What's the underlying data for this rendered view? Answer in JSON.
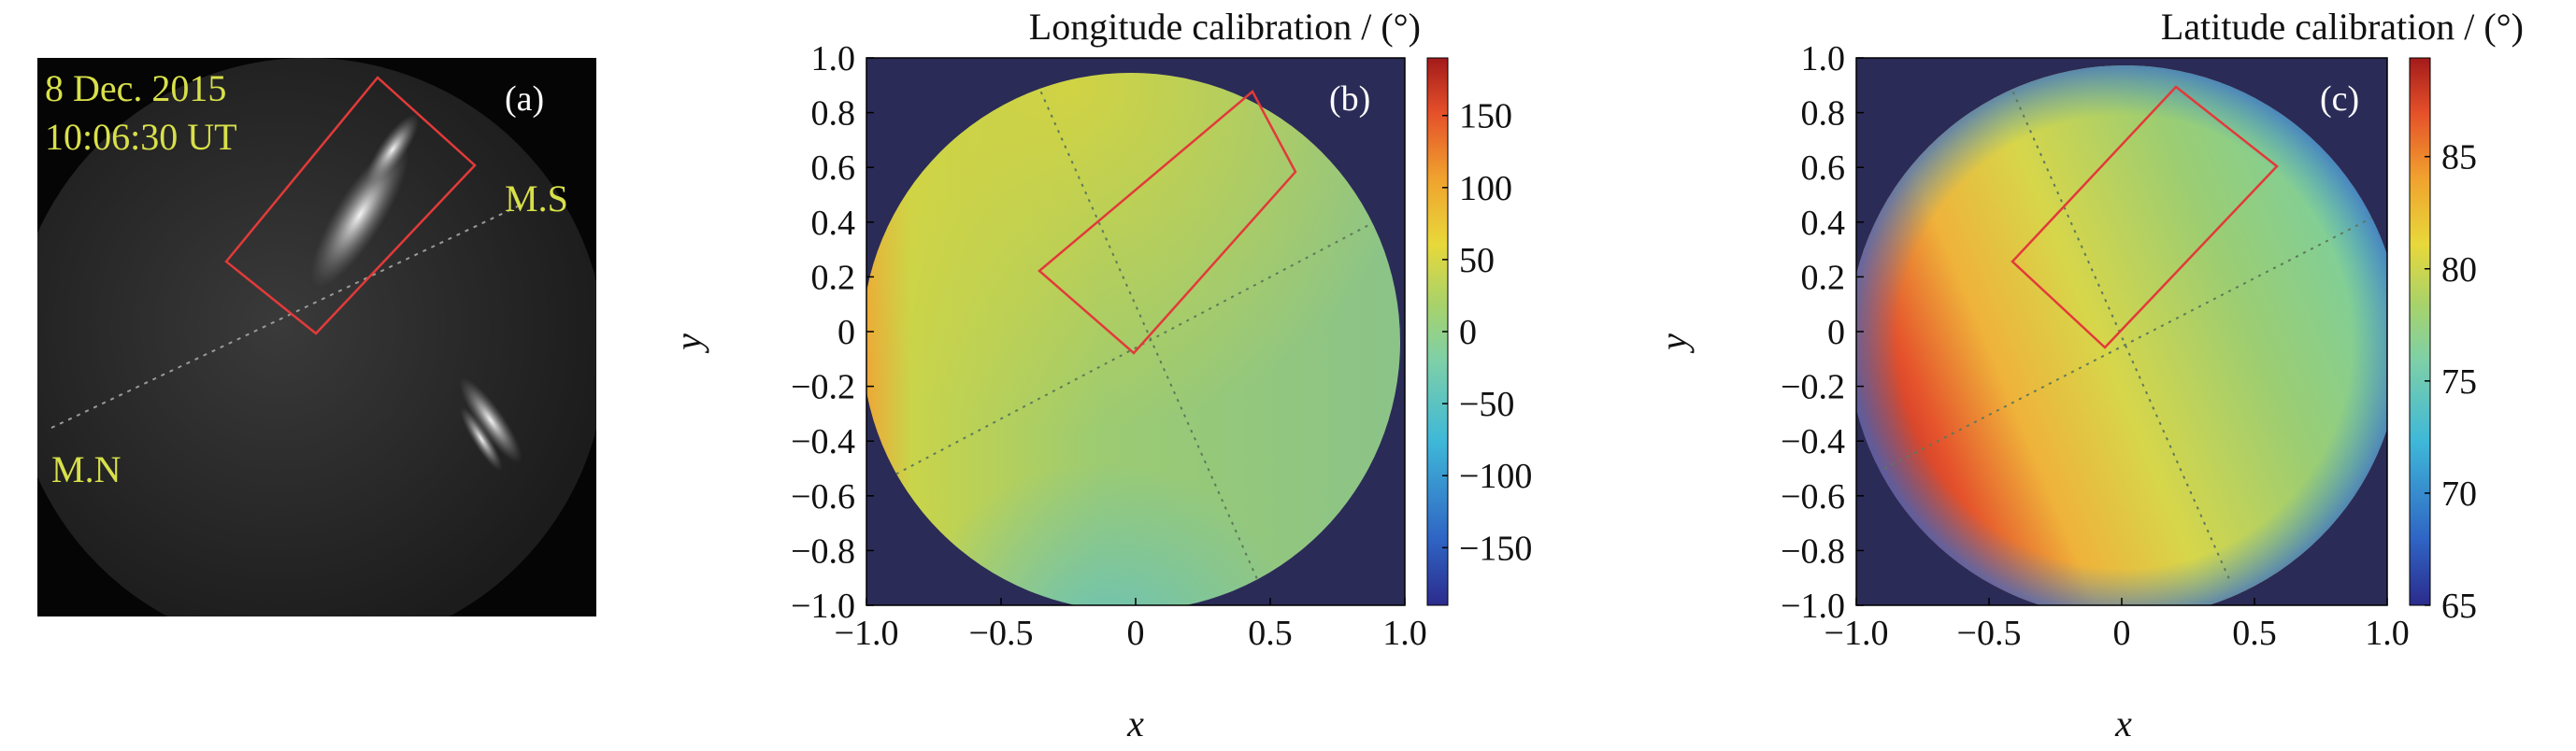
{
  "colors": {
    "background": "#2b2b57",
    "frame": "#e23a3a",
    "allsky_bg": "#050505",
    "overlay_text": "#d8e04a"
  },
  "panel_a": {
    "panel_label": "(a)",
    "date": "8 Dec. 2015",
    "time": "10:06:30 UT",
    "meridian_south": "M.S",
    "meridian_north": "M.N"
  },
  "chart_data": [
    {
      "type": "heatmap",
      "panel_label": "(b)",
      "title": "Longitude calibration / (°)",
      "xlabel": "x",
      "ylabel": "y",
      "xlim": [
        -1.0,
        1.0
      ],
      "ylim": [
        -1.0,
        1.0
      ],
      "x_ticks": [
        "−1.0",
        "−0.5",
        "0",
        "0.5",
        "1.0"
      ],
      "y_ticks": [
        "1.0",
        "0.8",
        "0.6",
        "0.4",
        "0.2",
        "0",
        "−0.2",
        "−0.4",
        "−0.6",
        "−0.8",
        "−1.0"
      ],
      "colorbar": {
        "min": -190,
        "max": 190,
        "ticks": [
          "150",
          "100",
          "50",
          "0",
          "−50",
          "−100",
          "−150"
        ],
        "tick_values": [
          150,
          100,
          50,
          0,
          -50,
          -100,
          -150
        ]
      }
    },
    {
      "type": "heatmap",
      "panel_label": "(c)",
      "title": "Latitude calibration / (°)",
      "xlabel": "x",
      "ylabel": "y",
      "xlim": [
        -1.0,
        1.0
      ],
      "ylim": [
        -1.0,
        1.0
      ],
      "x_ticks": [
        "−1.0",
        "−0.5",
        "0",
        "0.5",
        "1.0"
      ],
      "y_ticks": [
        "1.0",
        "0.8",
        "0.6",
        "0.4",
        "0.2",
        "0",
        "−0.2",
        "−0.4",
        "−0.6",
        "−0.8",
        "−1.0"
      ],
      "colorbar": {
        "min": 65,
        "max": 89.4,
        "ticks": [
          "85",
          "80",
          "75",
          "70",
          "65"
        ],
        "tick_values": [
          85,
          80,
          75,
          70,
          65
        ]
      }
    }
  ]
}
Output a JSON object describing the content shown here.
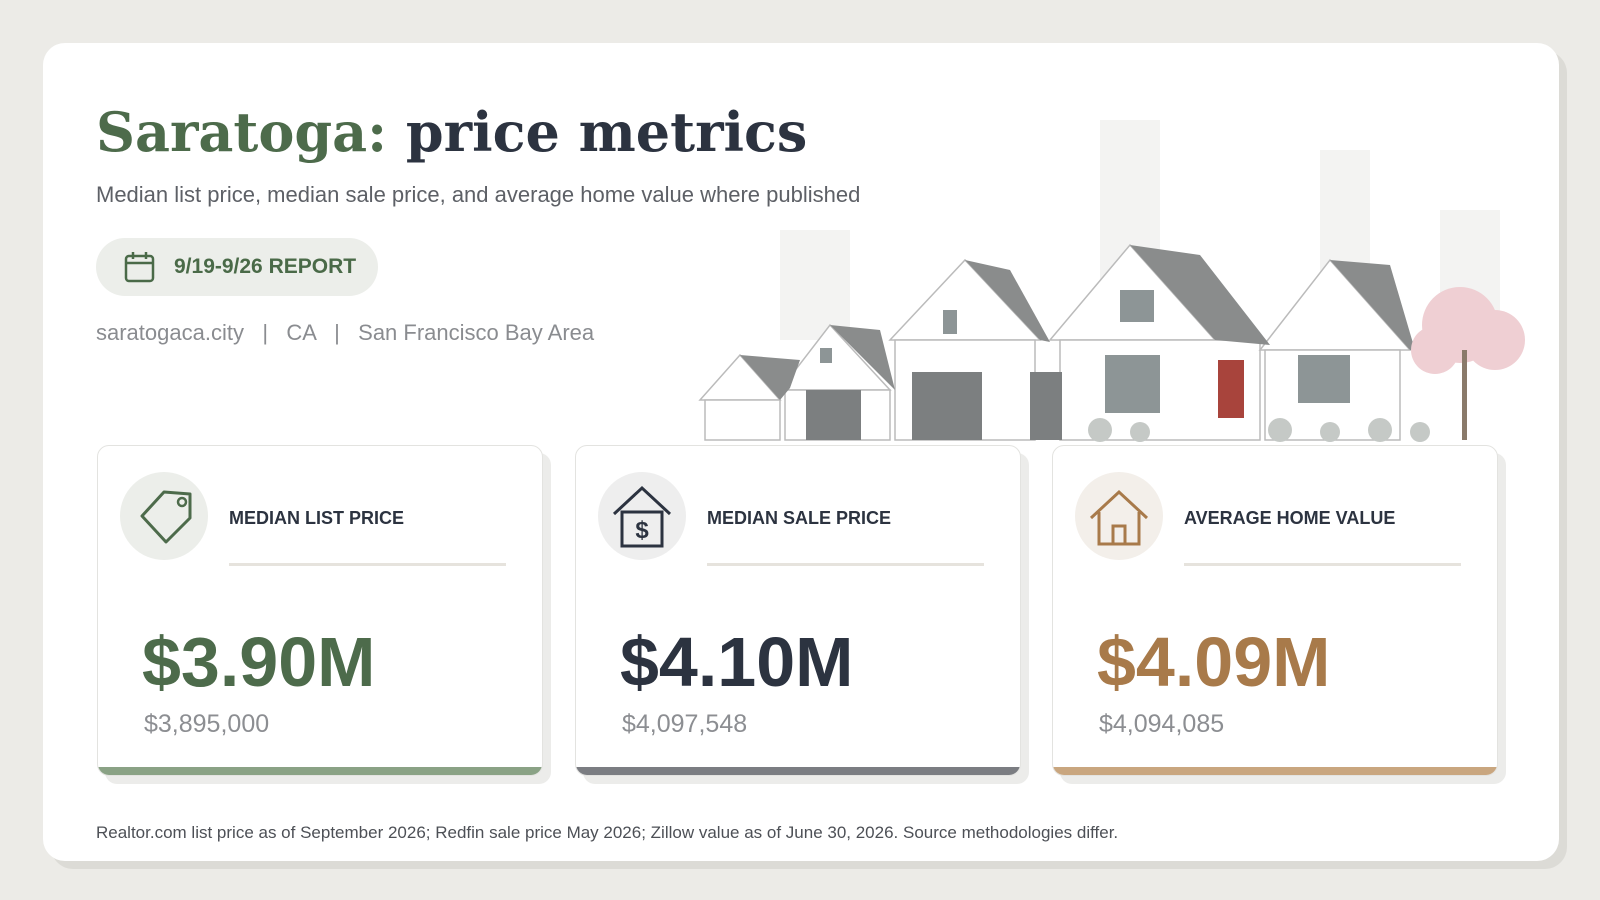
{
  "header": {
    "title_place": "Saratoga:",
    "title_rest": "price metrics",
    "subtitle": "Median list price, median sale price, and average home value where published"
  },
  "badge": "9/19-9/26 REPORT",
  "meta": {
    "items": [
      "saratogaca.city",
      "CA",
      "San Francisco Bay Area"
    ],
    "separator": "|"
  },
  "cards": [
    {
      "label": "MEDIAN LIST PRICE",
      "value": "$3.90M",
      "exact": "$3,895,000"
    },
    {
      "label": "MEDIAN SALE PRICE",
      "value": "$4.10M",
      "exact": "$4,097,548"
    },
    {
      "label": "AVERAGE HOME VALUE",
      "value": "$4.09M",
      "exact": "$4,094,085"
    }
  ],
  "footer": "Realtor.com list price as of September 2026; Redfin sale price May 2026; Zillow value as of June 30, 2026. Source methodologies differ."
}
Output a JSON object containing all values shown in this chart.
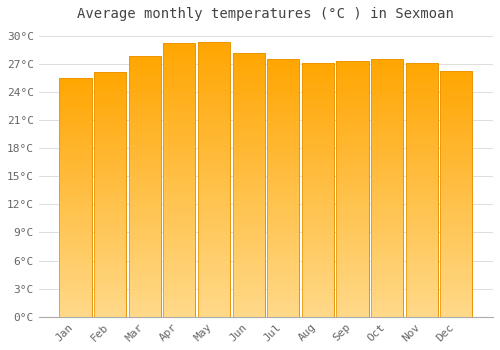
{
  "title": "Average monthly temperatures (°C ) in Sexmoan",
  "months": [
    "Jan",
    "Feb",
    "Mar",
    "Apr",
    "May",
    "Jun",
    "Jul",
    "Aug",
    "Sep",
    "Oct",
    "Nov",
    "Dec"
  ],
  "temperatures": [
    25.5,
    26.1,
    27.8,
    29.2,
    29.3,
    28.2,
    27.5,
    27.1,
    27.3,
    27.5,
    27.1,
    26.2
  ],
  "bar_color_top": "#FFA500",
  "bar_color_bottom": "#FFD070",
  "bar_edge_color": "#E89000",
  "background_color": "#FFFFFF",
  "grid_color": "#DDDDDD",
  "ylim": [
    0,
    31
  ],
  "ytick_step": 3,
  "title_fontsize": 10,
  "tick_fontsize": 8,
  "font_family": "monospace",
  "title_color": "#444444",
  "tick_color": "#666666"
}
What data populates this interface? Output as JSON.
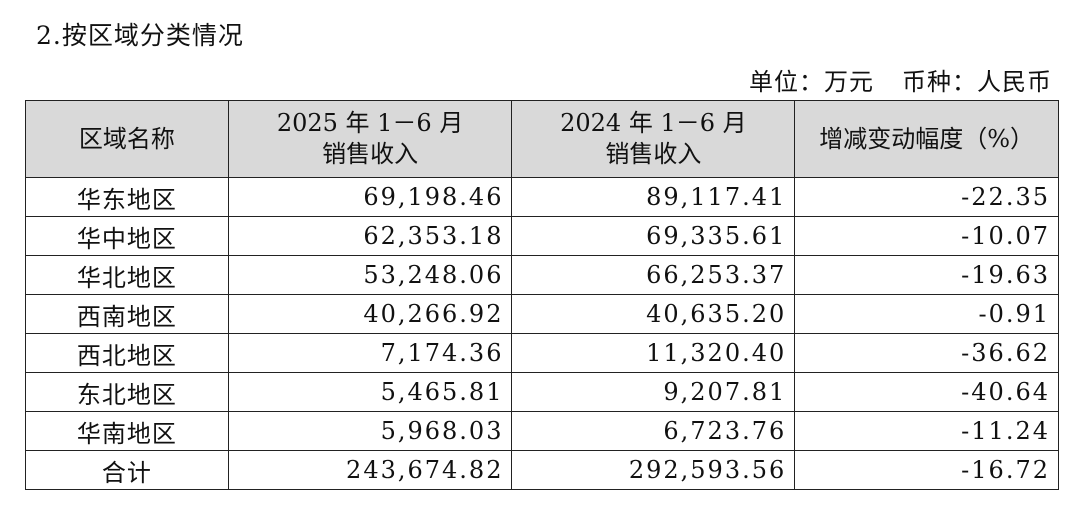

----------

- [Required work]: Copy, from the material, each line that holds the string "JSON".

- [Response to the exercise]:
What's the underlying data for this rendered view? Answer in JSON.
Output a JSON object describing the content shown here.
Output a JSON object containing all values shown in this chart.
What data populates this interface? Output as JSON.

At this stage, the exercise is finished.